EXERCISE REQUIREMENTS:
Using the records provided below, locate and copy each line that contains the word "print".

* Begin SOURCE DATA *

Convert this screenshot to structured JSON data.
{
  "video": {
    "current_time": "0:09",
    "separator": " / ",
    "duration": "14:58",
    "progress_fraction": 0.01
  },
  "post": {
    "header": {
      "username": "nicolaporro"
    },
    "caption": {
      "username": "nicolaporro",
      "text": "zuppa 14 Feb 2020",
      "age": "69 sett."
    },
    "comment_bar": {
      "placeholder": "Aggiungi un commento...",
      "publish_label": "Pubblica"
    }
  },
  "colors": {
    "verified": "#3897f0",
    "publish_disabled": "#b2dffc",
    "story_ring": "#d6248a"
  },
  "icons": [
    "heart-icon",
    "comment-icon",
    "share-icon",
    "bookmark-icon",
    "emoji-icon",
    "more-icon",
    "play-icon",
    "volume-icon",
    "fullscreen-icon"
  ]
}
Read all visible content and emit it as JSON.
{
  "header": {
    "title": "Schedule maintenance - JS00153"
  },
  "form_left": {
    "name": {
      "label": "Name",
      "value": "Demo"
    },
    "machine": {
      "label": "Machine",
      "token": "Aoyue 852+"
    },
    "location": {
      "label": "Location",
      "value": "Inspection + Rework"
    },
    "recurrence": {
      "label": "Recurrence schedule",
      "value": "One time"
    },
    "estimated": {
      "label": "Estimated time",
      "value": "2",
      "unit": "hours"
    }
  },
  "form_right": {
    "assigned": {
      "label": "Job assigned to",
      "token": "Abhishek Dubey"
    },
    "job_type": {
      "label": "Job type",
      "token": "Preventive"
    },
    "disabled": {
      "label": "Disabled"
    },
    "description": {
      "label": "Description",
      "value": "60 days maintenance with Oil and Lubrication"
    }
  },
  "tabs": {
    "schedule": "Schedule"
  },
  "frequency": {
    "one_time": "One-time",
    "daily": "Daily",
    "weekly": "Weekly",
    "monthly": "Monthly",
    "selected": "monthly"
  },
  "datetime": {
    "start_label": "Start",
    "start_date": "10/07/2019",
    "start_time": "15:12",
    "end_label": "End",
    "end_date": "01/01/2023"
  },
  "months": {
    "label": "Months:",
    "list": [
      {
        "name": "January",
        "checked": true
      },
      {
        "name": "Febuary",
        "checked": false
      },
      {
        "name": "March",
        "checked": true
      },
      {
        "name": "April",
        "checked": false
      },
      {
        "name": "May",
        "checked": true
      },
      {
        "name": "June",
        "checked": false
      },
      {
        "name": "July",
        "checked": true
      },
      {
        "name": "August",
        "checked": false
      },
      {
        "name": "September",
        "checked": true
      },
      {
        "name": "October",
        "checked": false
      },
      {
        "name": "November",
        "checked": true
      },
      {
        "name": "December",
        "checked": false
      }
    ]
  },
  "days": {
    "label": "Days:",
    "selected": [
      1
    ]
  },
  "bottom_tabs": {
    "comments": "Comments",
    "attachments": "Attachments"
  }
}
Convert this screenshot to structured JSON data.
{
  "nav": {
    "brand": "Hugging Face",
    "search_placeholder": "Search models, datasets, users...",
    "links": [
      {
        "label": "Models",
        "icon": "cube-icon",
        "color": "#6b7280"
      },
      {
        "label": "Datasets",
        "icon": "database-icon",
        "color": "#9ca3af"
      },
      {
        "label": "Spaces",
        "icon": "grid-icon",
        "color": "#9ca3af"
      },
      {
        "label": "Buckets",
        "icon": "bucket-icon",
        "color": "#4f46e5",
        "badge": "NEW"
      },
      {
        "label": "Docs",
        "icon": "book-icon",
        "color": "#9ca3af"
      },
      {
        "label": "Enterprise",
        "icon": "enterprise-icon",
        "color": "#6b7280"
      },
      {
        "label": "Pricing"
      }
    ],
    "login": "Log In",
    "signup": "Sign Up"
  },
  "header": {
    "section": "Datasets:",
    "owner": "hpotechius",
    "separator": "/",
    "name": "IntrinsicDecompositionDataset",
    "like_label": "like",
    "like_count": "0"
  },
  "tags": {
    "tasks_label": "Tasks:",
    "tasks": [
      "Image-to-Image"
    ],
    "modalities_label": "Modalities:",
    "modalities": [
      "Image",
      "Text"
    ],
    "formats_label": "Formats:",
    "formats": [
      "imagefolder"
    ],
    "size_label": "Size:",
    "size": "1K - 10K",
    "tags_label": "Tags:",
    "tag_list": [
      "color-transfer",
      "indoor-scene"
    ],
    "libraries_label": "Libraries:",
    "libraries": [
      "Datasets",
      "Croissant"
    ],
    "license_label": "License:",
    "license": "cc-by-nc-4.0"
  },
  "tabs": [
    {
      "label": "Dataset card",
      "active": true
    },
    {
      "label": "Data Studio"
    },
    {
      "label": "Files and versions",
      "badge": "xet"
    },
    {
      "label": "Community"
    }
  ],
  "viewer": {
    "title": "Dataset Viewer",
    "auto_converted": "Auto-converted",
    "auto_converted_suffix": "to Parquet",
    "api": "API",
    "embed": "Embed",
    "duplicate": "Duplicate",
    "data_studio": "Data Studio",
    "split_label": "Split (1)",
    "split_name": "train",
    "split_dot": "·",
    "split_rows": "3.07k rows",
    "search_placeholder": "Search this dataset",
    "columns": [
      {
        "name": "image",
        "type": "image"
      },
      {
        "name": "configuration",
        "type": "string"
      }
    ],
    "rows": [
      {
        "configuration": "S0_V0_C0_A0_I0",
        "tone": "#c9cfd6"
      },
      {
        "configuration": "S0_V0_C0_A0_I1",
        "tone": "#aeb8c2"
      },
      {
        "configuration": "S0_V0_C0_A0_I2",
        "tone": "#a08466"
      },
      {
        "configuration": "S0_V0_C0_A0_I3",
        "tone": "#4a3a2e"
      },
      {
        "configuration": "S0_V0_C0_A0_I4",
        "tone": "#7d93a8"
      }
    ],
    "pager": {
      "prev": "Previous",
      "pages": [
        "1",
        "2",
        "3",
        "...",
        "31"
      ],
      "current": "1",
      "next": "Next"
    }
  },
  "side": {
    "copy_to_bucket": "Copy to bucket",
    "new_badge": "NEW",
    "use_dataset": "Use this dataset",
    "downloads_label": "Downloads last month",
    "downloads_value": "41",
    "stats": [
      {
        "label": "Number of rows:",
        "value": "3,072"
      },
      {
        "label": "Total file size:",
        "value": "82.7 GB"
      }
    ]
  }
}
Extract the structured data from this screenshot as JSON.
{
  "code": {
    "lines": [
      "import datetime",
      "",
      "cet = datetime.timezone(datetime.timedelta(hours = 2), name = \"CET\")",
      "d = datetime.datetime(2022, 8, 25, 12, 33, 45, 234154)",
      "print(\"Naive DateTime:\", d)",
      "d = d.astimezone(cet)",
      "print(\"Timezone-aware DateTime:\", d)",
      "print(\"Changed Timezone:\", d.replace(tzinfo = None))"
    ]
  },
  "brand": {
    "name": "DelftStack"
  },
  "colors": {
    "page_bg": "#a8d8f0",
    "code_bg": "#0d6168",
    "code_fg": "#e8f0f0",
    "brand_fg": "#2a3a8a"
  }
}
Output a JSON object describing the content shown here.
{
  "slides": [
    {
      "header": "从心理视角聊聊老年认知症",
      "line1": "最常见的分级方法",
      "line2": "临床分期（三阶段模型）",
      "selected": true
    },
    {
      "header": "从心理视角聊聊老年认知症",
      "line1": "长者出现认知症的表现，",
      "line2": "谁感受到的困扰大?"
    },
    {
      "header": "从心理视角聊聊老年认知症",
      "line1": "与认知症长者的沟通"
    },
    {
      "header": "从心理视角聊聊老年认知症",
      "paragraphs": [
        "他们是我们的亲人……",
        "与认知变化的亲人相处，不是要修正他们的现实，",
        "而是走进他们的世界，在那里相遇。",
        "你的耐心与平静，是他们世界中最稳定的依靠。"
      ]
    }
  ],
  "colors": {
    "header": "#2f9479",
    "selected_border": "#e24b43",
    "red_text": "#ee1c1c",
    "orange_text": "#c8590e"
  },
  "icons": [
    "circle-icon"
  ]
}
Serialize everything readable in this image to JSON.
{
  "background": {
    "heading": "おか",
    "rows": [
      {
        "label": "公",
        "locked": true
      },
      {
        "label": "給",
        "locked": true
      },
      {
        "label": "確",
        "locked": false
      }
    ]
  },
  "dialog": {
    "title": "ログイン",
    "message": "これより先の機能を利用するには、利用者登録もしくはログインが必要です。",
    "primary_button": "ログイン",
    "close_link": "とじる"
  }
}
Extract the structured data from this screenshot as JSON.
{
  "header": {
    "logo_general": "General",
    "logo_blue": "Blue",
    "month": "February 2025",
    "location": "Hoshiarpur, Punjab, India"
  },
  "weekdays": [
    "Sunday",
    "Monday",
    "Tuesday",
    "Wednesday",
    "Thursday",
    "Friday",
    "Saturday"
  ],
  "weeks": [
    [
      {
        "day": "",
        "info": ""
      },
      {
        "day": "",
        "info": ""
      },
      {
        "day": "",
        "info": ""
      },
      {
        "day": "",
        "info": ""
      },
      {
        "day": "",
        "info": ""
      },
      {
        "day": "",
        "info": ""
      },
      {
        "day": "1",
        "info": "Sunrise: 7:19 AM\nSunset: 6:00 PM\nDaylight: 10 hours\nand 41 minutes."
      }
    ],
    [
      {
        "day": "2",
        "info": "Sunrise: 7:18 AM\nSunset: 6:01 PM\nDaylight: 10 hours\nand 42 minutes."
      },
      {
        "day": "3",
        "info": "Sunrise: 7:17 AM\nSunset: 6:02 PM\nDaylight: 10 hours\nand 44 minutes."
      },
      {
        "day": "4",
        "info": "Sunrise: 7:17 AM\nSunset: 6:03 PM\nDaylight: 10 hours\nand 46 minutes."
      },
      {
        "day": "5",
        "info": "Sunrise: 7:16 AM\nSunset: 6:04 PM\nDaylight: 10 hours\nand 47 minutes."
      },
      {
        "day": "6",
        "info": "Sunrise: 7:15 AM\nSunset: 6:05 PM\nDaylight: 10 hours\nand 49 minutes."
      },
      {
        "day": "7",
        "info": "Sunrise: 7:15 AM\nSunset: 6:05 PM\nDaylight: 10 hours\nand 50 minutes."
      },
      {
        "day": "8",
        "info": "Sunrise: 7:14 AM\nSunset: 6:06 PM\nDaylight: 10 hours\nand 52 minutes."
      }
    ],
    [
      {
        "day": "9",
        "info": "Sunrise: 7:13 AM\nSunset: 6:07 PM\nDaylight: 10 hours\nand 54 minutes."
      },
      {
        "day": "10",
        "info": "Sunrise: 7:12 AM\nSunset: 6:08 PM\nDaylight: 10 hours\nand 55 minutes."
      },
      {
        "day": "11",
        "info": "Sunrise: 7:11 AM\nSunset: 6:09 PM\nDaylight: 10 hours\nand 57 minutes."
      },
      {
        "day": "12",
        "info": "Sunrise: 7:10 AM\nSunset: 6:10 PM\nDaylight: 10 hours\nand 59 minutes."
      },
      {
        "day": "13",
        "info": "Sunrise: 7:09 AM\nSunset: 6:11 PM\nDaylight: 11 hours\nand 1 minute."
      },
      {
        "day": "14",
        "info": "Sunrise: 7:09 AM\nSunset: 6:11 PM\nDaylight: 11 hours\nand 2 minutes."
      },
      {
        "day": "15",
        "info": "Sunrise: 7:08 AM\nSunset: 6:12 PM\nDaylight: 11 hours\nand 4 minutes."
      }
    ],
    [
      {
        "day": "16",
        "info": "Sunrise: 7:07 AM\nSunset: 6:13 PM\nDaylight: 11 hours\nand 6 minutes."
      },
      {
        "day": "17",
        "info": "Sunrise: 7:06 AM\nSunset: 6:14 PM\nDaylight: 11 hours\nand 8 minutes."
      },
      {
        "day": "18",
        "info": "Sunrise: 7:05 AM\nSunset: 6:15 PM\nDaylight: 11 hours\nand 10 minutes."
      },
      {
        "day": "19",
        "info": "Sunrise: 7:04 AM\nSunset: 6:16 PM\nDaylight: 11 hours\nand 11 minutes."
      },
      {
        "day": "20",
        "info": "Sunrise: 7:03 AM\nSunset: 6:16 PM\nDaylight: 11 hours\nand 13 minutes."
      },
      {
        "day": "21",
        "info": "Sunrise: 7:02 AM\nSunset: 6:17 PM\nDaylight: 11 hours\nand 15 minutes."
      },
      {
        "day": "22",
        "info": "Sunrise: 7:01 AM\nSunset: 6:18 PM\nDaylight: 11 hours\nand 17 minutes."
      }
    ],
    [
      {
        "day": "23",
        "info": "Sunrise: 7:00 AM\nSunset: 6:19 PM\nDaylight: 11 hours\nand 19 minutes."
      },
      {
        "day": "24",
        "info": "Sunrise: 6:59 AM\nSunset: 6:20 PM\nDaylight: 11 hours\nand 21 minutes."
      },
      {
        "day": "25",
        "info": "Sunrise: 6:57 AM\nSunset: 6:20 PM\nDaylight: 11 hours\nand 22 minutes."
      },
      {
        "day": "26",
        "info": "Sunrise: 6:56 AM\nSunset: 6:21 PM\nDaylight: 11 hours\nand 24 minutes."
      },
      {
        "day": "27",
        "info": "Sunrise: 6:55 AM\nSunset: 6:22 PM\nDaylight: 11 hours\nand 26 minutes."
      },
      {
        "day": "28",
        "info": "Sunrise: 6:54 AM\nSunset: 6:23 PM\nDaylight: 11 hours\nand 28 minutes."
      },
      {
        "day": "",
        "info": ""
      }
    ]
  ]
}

* End SOURCE DATA *

EXERCISE ANSWER:
      "print(\"Naive DateTime:\", d)",
      "print(\"Timezone-aware DateTime:\", d)",
      "print(\"Changed Timezone:\", d.replace(tzinfo = None))"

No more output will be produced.